__PROVIDED ENTRIES__.

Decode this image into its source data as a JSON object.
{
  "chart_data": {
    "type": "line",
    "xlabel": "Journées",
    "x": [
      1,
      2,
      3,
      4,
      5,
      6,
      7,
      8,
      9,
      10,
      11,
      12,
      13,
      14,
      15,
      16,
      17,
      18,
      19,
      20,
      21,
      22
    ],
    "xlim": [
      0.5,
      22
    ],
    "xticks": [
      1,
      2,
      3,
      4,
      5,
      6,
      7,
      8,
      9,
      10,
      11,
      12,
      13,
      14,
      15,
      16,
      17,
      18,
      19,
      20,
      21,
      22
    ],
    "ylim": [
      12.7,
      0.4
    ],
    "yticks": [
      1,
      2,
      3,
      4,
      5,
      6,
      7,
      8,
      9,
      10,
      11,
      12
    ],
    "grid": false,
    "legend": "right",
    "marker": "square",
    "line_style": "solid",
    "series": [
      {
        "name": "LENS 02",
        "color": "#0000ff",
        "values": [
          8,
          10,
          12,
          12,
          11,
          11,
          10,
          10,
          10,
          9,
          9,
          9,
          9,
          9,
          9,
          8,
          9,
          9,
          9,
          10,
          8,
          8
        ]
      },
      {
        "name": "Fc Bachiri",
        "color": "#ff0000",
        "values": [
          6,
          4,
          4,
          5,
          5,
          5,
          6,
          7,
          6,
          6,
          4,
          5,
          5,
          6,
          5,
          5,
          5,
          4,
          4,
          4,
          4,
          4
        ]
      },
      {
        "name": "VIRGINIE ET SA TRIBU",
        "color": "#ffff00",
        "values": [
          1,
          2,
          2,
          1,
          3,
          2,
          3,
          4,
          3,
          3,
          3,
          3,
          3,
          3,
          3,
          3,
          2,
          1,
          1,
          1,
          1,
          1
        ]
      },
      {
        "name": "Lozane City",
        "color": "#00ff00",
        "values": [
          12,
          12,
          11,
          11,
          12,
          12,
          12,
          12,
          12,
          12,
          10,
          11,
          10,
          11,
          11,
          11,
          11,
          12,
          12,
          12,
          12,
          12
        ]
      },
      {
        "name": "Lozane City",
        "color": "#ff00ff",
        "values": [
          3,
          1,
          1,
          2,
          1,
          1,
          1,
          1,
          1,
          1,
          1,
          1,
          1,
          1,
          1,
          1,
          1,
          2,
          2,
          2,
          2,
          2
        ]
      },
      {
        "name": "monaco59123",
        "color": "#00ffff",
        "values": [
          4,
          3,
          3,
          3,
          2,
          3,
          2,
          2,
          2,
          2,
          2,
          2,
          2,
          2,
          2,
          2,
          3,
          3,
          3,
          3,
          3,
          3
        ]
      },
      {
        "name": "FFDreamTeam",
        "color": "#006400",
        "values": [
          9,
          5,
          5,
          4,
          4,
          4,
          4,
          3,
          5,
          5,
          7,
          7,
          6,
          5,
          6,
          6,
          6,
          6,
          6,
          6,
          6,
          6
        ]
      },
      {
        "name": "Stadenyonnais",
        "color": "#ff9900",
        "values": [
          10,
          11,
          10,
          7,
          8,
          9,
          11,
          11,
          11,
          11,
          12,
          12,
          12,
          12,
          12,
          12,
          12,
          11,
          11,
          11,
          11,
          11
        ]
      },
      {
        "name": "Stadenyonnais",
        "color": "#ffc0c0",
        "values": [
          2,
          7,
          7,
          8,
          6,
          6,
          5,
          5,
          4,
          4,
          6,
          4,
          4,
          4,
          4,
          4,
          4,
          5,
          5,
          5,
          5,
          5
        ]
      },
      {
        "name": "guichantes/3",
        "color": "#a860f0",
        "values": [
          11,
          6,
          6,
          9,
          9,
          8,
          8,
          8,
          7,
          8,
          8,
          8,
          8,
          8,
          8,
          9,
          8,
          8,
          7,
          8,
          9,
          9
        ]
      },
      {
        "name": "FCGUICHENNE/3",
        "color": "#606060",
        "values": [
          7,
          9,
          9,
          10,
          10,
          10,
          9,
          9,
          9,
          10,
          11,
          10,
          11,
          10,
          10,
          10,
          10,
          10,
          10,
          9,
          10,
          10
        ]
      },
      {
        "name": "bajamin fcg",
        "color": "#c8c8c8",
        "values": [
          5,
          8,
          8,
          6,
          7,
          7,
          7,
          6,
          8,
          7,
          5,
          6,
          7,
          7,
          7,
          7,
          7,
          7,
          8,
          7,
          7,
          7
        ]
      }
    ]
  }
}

__WHAT THE TASK ASKS__. Extract the listing in its entirety and repeat it exactly.

__REPLY TO THE EXERCISE__.
Decode this image into its source data as a JSON object.
{
  "chart_data": {
    "type": "line",
    "xlabel": "Journées",
    "x": [
      1,
      2,
      3,
      4,
      5,
      6,
      7,
      8,
      9,
      10,
      11,
      12,
      13,
      14,
      15,
      16,
      17,
      18,
      19,
      20,
      21,
      22
    ],
    "xlim": [
      0.5,
      22
    ],
    "xticks": [
      1,
      2,
      3,
      4,
      5,
      6,
      7,
      8,
      9,
      10,
      11,
      12,
      13,
      14,
      15,
      16,
      17,
      18,
      19,
      20,
      21,
      22
    ],
    "ylim": [
      12.7,
      0.4
    ],
    "yticks": [
      1,
      2,
      3,
      4,
      5,
      6,
      7,
      8,
      9,
      10,
      11,
      12
    ],
    "grid": false,
    "legend": "right",
    "marker": "square",
    "line_style": "solid",
    "series": [
      {
        "name": "LENS 02",
        "color": "#0000ff",
        "values": [
          8,
          10,
          12,
          12,
          11,
          11,
          10,
          10,
          10,
          9,
          9,
          9,
          9,
          9,
          9,
          8,
          9,
          9,
          9,
          10,
          8,
          8
        ]
      },
      {
        "name": "Fc Bachiri",
        "color": "#ff0000",
        "values": [
          6,
          4,
          4,
          5,
          5,
          5,
          6,
          7,
          6,
          6,
          4,
          5,
          5,
          6,
          5,
          5,
          5,
          4,
          4,
          4,
          4,
          4
        ]
      },
      {
        "name": "VIRGINIE ET SA TRIBU",
        "color": "#ffff00",
        "values": [
          1,
          2,
          2,
          1,
          3,
          2,
          3,
          4,
          3,
          3,
          3,
          3,
          3,
          3,
          3,
          3,
          2,
          1,
          1,
          1,
          1,
          1
        ]
      },
      {
        "name": "Lozane City",
        "color": "#00ff00",
        "values": [
          12,
          12,
          11,
          11,
          12,
          12,
          12,
          12,
          12,
          12,
          10,
          11,
          10,
          11,
          11,
          11,
          11,
          12,
          12,
          12,
          12,
          12
        ]
      },
      {
        "name": "Lozane City",
        "color": "#ff00ff",
        "values": [
          3,
          1,
          1,
          2,
          1,
          1,
          1,
          1,
          1,
          1,
          1,
          1,
          1,
          1,
          1,
          1,
          1,
          2,
          2,
          2,
          2,
          2
        ]
      },
      {
        "name": "monaco59123",
        "color": "#00ffff",
        "values": [
          4,
          3,
          3,
          3,
          2,
          3,
          2,
          2,
          2,
          2,
          2,
          2,
          2,
          2,
          2,
          2,
          3,
          3,
          3,
          3,
          3,
          3
        ]
      },
      {
        "name": "FFDreamTeam",
        "color": "#006400",
        "values": [
          9,
          5,
          5,
          4,
          4,
          4,
          4,
          3,
          5,
          5,
          7,
          7,
          6,
          5,
          6,
          6,
          6,
          6,
          6,
          6,
          6,
          6
        ]
      },
      {
        "name": "Stadenyonnais",
        "color": "#ff9900",
        "values": [
          10,
          11,
          10,
          7,
          8,
          9,
          11,
          11,
          11,
          11,
          12,
          12,
          12,
          12,
          12,
          12,
          12,
          11,
          11,
          11,
          11,
          11
        ]
      },
      {
        "name": "Stadenyonnais",
        "color": "#ffc0c0",
        "values": [
          2,
          7,
          7,
          8,
          6,
          6,
          5,
          5,
          4,
          4,
          6,
          4,
          4,
          4,
          4,
          4,
          4,
          5,
          5,
          5,
          5,
          5
        ]
      },
      {
        "name": "guichantes/3",
        "color": "#a860f0",
        "values": [
          11,
          6,
          6,
          9,
          9,
          8,
          8,
          8,
          7,
          8,
          8,
          8,
          8,
          8,
          8,
          9,
          8,
          8,
          7,
          8,
          9,
          9
        ]
      },
      {
        "name": "FCGUICHENNE/3",
        "color": "#606060",
        "values": [
          7,
          9,
          9,
          10,
          10,
          10,
          9,
          9,
          9,
          10,
          11,
          10,
          11,
          10,
          10,
          10,
          10,
          10,
          10,
          9,
          10,
          10
        ]
      },
      {
        "name": "bajamin fcg",
        "color": "#c8c8c8",
        "values": [
          5,
          8,
          8,
          6,
          7,
          7,
          7,
          6,
          8,
          7,
          5,
          6,
          7,
          7,
          7,
          7,
          7,
          7,
          8,
          7,
          7,
          7
        ]
      }
    ]
  }
}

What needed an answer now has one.